What to work on: Restate all the material verbatim, except for the pictures.

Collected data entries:
+-------+
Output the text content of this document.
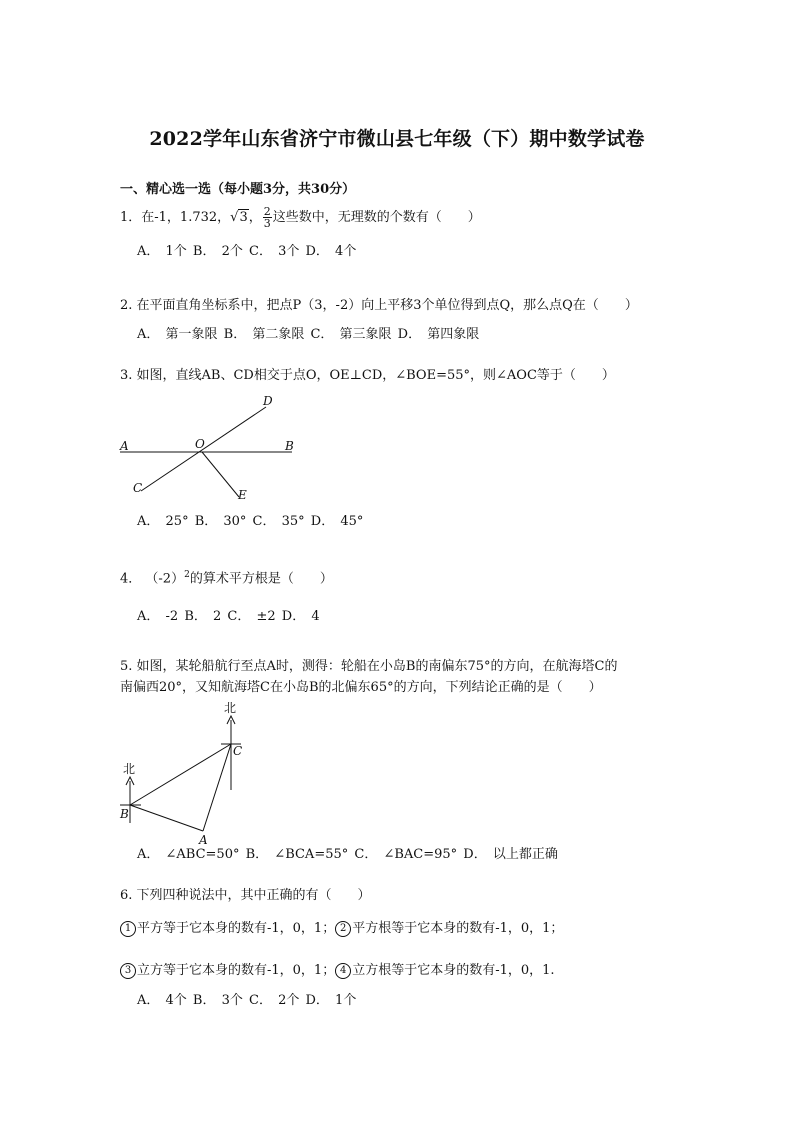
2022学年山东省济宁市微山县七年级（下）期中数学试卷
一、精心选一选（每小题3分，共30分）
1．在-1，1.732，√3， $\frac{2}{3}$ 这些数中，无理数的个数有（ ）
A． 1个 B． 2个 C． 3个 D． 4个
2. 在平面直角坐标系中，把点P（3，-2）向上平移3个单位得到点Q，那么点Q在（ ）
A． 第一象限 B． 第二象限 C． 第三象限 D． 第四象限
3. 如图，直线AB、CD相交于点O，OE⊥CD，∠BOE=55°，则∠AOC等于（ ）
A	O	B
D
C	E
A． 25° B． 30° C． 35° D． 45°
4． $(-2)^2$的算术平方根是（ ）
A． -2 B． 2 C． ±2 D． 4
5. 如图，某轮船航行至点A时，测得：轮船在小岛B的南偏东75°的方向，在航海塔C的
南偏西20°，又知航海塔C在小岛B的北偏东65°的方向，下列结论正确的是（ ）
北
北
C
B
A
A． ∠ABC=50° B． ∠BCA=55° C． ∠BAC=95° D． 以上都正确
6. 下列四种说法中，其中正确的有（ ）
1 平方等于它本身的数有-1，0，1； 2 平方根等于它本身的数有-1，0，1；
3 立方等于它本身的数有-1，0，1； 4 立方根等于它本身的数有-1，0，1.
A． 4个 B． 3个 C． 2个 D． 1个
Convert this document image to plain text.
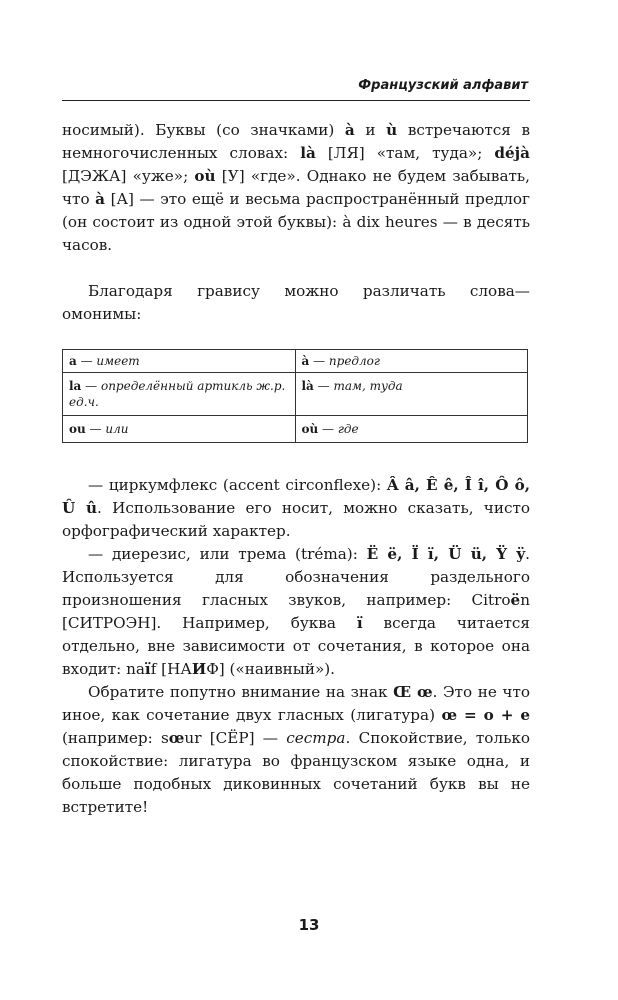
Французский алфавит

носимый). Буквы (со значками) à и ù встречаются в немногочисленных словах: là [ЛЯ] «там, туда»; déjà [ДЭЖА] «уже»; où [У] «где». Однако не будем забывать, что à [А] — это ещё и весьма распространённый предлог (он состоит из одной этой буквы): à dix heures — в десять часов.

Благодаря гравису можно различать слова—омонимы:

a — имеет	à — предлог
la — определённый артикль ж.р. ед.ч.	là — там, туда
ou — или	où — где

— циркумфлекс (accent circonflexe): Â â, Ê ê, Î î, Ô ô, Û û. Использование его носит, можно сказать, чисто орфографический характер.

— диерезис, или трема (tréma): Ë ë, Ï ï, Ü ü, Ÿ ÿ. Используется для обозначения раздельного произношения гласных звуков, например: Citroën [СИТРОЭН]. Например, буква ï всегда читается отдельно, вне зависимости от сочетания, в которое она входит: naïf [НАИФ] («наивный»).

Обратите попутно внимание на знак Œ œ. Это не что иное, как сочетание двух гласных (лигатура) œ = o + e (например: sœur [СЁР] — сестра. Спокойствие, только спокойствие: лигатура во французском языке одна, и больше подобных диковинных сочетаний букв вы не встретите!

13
+-------+
Solution to this exercise:
Output the text content of this document.
2022学年山东省济宁市微山县七年级（下）期中数学试卷
一、精心选一选（每小题3分，共30分）
1．在-1，1.732，√3， $\frac{2}{3}$ 这些数中，无理数的个数有（ ）
A． 1个 B． 2个 C． 3个 D． 4个
2. 在平面直角坐标系中，把点P（3，-2）向上平移3个单位得到点Q，那么点Q在（ ）
A． 第一象限 B． 第二象限 C． 第三象限 D． 第四象限
3. 如图，直线AB、CD相交于点O，OE⊥CD，∠BOE=55°，则∠AOC等于（ ）
A	O	B
D
C	E
A． 25° B． 30° C． 35° D． 45°
4． $(-2)^2$的算术平方根是（ ）
A． -2 B． 2 C． ±2 D． 4
5. 如图，某轮船航行至点A时，测得：轮船在小岛B的南偏东75°的方向，在航海塔C的
南偏西20°，又知航海塔C在小岛B的北偏东65°的方向，下列结论正确的是（ ）
北
北
C
B
A
A． ∠ABC=50° B． ∠BCA=55° C． ∠BAC=95° D． 以上都正确
6. 下列四种说法中，其中正确的有（ ）
1 平方等于它本身的数有-1，0，1； 2 平方根等于它本身的数有-1，0，1；
3 立方等于它本身的数有-1，0，1； 4 立方根等于它本身的数有-1，0，1.
A． 4个 B． 3个 C． 2个 D． 1个
Convert this document image to plain text.
Французский алфавит

носимый). Буквы (со значками) à и ù встречаются в немногочисленных словах: là [ЛЯ] «там, туда»; déjà [ДЭЖА] «уже»; où [У] «где». Однако не будем забывать, что à [А] — это ещё и весьма распространённый предлог (он состоит из одной этой буквы): à dix heures — в десять часов.

Благодаря гравису можно различать слова—омонимы:

a — имеет	à — предлог
la — определённый артикль ж.р. ед.ч.	là — там, туда
ou — или	où — где

— циркумфлекс (accent circonflexe): Â â, Ê ê, Î î, Ô ô, Û û. Использование его носит, можно сказать, чисто орфографический характер.

— диерезис, или трема (tréma): Ë ë, Ï ï, Ü ü, Ÿ ÿ. Используется для обозначения раздельного произношения гласных звуков, например: Citroën [СИТРОЭН]. Например, буква ï всегда читается отдельно, вне зависимости от сочетания, в которое она входит: naïf [НАИФ] («наивный»).

Обратите попутно внимание на знак Œ œ. Это не что иное, как сочетание двух гласных (лигатура) œ = o + e (например: sœur [СЁР] — сестра. Спокойствие, только спокойствие: лигатура во французском языке одна, и больше подобных диковинных сочетаний букв вы не встретите!

13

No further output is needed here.